**** Data for processing
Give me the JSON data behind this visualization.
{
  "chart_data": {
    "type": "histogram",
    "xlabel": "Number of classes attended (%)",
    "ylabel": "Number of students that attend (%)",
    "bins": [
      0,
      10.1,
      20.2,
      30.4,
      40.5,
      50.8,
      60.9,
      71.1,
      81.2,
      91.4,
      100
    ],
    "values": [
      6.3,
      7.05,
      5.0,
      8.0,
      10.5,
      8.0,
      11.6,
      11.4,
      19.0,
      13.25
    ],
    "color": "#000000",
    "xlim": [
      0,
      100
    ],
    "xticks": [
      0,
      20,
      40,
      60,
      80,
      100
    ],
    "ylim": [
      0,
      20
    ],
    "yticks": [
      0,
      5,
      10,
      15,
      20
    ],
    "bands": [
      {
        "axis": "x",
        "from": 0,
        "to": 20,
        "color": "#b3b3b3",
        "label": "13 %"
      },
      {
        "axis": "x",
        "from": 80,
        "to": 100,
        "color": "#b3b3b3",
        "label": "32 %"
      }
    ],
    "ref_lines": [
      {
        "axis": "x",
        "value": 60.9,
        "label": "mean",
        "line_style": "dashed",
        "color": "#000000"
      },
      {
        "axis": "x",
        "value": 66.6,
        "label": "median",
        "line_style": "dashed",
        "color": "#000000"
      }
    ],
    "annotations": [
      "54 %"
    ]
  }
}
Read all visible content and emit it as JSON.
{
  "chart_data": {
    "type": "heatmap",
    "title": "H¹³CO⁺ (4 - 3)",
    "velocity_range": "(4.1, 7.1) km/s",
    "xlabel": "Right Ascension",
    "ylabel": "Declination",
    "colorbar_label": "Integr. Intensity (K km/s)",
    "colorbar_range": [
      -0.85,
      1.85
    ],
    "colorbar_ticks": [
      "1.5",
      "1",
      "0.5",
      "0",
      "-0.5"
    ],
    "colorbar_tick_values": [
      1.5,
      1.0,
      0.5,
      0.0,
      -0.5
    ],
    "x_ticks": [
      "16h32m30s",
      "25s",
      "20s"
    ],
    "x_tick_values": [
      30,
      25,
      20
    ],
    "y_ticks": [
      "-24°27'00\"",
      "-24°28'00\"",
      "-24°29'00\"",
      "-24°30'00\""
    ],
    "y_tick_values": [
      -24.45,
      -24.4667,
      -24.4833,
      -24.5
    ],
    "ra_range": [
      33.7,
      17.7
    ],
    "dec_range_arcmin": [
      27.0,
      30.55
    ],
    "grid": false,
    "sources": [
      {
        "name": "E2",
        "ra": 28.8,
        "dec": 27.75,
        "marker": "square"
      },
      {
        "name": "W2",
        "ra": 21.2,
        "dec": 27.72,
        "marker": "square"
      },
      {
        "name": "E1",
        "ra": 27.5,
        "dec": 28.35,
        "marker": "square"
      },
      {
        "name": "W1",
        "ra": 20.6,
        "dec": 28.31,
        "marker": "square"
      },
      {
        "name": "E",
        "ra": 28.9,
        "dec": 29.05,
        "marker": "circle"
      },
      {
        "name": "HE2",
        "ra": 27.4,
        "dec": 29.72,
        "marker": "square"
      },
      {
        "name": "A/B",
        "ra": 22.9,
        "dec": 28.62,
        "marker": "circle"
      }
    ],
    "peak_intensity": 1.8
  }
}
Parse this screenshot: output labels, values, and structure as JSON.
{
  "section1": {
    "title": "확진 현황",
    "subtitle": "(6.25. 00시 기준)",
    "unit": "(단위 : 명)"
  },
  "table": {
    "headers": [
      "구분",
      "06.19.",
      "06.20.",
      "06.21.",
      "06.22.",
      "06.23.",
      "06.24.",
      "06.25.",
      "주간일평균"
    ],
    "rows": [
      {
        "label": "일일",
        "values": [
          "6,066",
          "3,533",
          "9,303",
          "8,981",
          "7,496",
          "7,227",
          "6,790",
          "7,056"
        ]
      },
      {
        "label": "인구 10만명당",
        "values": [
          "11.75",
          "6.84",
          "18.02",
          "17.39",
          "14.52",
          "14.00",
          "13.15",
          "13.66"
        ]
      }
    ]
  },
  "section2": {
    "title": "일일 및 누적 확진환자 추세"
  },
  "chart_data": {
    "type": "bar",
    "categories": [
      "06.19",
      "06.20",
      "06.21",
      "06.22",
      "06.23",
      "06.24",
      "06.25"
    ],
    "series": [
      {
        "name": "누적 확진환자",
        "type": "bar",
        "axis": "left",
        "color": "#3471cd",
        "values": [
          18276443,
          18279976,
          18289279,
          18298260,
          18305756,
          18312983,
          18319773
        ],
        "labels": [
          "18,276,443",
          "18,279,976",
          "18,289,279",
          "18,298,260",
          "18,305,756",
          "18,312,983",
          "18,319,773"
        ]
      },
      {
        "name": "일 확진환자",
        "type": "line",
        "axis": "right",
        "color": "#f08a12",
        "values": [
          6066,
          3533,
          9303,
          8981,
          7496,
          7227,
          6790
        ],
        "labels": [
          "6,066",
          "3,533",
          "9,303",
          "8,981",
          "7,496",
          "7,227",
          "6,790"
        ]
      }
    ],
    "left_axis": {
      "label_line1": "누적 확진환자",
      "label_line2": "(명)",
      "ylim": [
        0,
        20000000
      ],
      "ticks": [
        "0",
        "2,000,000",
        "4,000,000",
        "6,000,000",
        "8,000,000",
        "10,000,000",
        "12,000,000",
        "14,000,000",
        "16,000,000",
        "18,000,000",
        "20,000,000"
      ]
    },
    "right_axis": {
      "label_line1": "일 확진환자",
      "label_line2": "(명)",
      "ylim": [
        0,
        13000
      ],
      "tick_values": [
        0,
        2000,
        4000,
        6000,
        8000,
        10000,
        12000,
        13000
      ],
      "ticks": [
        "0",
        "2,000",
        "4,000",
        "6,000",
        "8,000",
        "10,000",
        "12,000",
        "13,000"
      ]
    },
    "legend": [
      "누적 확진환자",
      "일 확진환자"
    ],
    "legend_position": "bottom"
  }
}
********
[Your instructions]
Take the lines above and retype all of them exactly.

[Response]
Give me the JSON data behind this visualization.
{
  "chart_data": {
    "type": "histogram",
    "xlabel": "Number of classes attended (%)",
    "ylabel": "Number of students that attend (%)",
    "bins": [
      0,
      10.1,
      20.2,
      30.4,
      40.5,
      50.8,
      60.9,
      71.1,
      81.2,
      91.4,
      100
    ],
    "values": [
      6.3,
      7.05,
      5.0,
      8.0,
      10.5,
      8.0,
      11.6,
      11.4,
      19.0,
      13.25
    ],
    "color": "#000000",
    "xlim": [
      0,
      100
    ],
    "xticks": [
      0,
      20,
      40,
      60,
      80,
      100
    ],
    "ylim": [
      0,
      20
    ],
    "yticks": [
      0,
      5,
      10,
      15,
      20
    ],
    "bands": [
      {
        "axis": "x",
        "from": 0,
        "to": 20,
        "color": "#b3b3b3",
        "label": "13 %"
      },
      {
        "axis": "x",
        "from": 80,
        "to": 100,
        "color": "#b3b3b3",
        "label": "32 %"
      }
    ],
    "ref_lines": [
      {
        "axis": "x",
        "value": 60.9,
        "label": "mean",
        "line_style": "dashed",
        "color": "#000000"
      },
      {
        "axis": "x",
        "value": 66.6,
        "label": "median",
        "line_style": "dashed",
        "color": "#000000"
      }
    ],
    "annotations": [
      "54 %"
    ]
  }
}
Read all visible content and emit it as JSON.
{
  "chart_data": {
    "type": "heatmap",
    "title": "H¹³CO⁺ (4 - 3)",
    "velocity_range": "(4.1, 7.1) km/s",
    "xlabel": "Right Ascension",
    "ylabel": "Declination",
    "colorbar_label": "Integr. Intensity (K km/s)",
    "colorbar_range": [
      -0.85,
      1.85
    ],
    "colorbar_ticks": [
      "1.5",
      "1",
      "0.5",
      "0",
      "-0.5"
    ],
    "colorbar_tick_values": [
      1.5,
      1.0,
      0.5,
      0.0,
      -0.5
    ],
    "x_ticks": [
      "16h32m30s",
      "25s",
      "20s"
    ],
    "x_tick_values": [
      30,
      25,
      20
    ],
    "y_ticks": [
      "-24°27'00\"",
      "-24°28'00\"",
      "-24°29'00\"",
      "-24°30'00\""
    ],
    "y_tick_values": [
      -24.45,
      -24.4667,
      -24.4833,
      -24.5
    ],
    "ra_range": [
      33.7,
      17.7
    ],
    "dec_range_arcmin": [
      27.0,
      30.55
    ],
    "grid": false,
    "sources": [
      {
        "name": "E2",
        "ra": 28.8,
        "dec": 27.75,
        "marker": "square"
      },
      {
        "name": "W2",
        "ra": 21.2,
        "dec": 27.72,
        "marker": "square"
      },
      {
        "name": "E1",
        "ra": 27.5,
        "dec": 28.35,
        "marker": "square"
      },
      {
        "name": "W1",
        "ra": 20.6,
        "dec": 28.31,
        "marker": "square"
      },
      {
        "name": "E",
        "ra": 28.9,
        "dec": 29.05,
        "marker": "circle"
      },
      {
        "name": "HE2",
        "ra": 27.4,
        "dec": 29.72,
        "marker": "square"
      },
      {
        "name": "A/B",
        "ra": 22.9,
        "dec": 28.62,
        "marker": "circle"
      }
    ],
    "peak_intensity": 1.8
  }
}
Parse this screenshot: output labels, values, and structure as JSON.
{
  "section1": {
    "title": "확진 현황",
    "subtitle": "(6.25. 00시 기준)",
    "unit": "(단위 : 명)"
  },
  "table": {
    "headers": [
      "구분",
      "06.19.",
      "06.20.",
      "06.21.",
      "06.22.",
      "06.23.",
      "06.24.",
      "06.25.",
      "주간일평균"
    ],
    "rows": [
      {
        "label": "일일",
        "values": [
          "6,066",
          "3,533",
          "9,303",
          "8,981",
          "7,496",
          "7,227",
          "6,790",
          "7,056"
        ]
      },
      {
        "label": "인구 10만명당",
        "values": [
          "11.75",
          "6.84",
          "18.02",
          "17.39",
          "14.52",
          "14.00",
          "13.15",
          "13.66"
        ]
      }
    ]
  },
  "section2": {
    "title": "일일 및 누적 확진환자 추세"
  },
  "chart_data": {
    "type": "bar",
    "categories": [
      "06.19",
      "06.20",
      "06.21",
      "06.22",
      "06.23",
      "06.24",
      "06.25"
    ],
    "series": [
      {
        "name": "누적 확진환자",
        "type": "bar",
        "axis": "left",
        "color": "#3471cd",
        "values": [
          18276443,
          18279976,
          18289279,
          18298260,
          18305756,
          18312983,
          18319773
        ],
        "labels": [
          "18,276,443",
          "18,279,976",
          "18,289,279",
          "18,298,260",
          "18,305,756",
          "18,312,983",
          "18,319,773"
        ]
      },
      {
        "name": "일 확진환자",
        "type": "line",
        "axis": "right",
        "color": "#f08a12",
        "values": [
          6066,
          3533,
          9303,
          8981,
          7496,
          7227,
          6790
        ],
        "labels": [
          "6,066",
          "3,533",
          "9,303",
          "8,981",
          "7,496",
          "7,227",
          "6,790"
        ]
      }
    ],
    "left_axis": {
      "label_line1": "누적 확진환자",
      "label_line2": "(명)",
      "ylim": [
        0,
        20000000
      ],
      "ticks": [
        "0",
        "2,000,000",
        "4,000,000",
        "6,000,000",
        "8,000,000",
        "10,000,000",
        "12,000,000",
        "14,000,000",
        "16,000,000",
        "18,000,000",
        "20,000,000"
      ]
    },
    "right_axis": {
      "label_line1": "일 확진환자",
      "label_line2": "(명)",
      "ylim": [
        0,
        13000
      ],
      "tick_values": [
        0,
        2000,
        4000,
        6000,
        8000,
        10000,
        12000,
        13000
      ],
      "ticks": [
        "0",
        "2,000",
        "4,000",
        "6,000",
        "8,000",
        "10,000",
        "12,000",
        "13,000"
      ]
    },
    "legend": [
      "누적 확진환자",
      "일 확진환자"
    ],
    "legend_position": "bottom"
  }
}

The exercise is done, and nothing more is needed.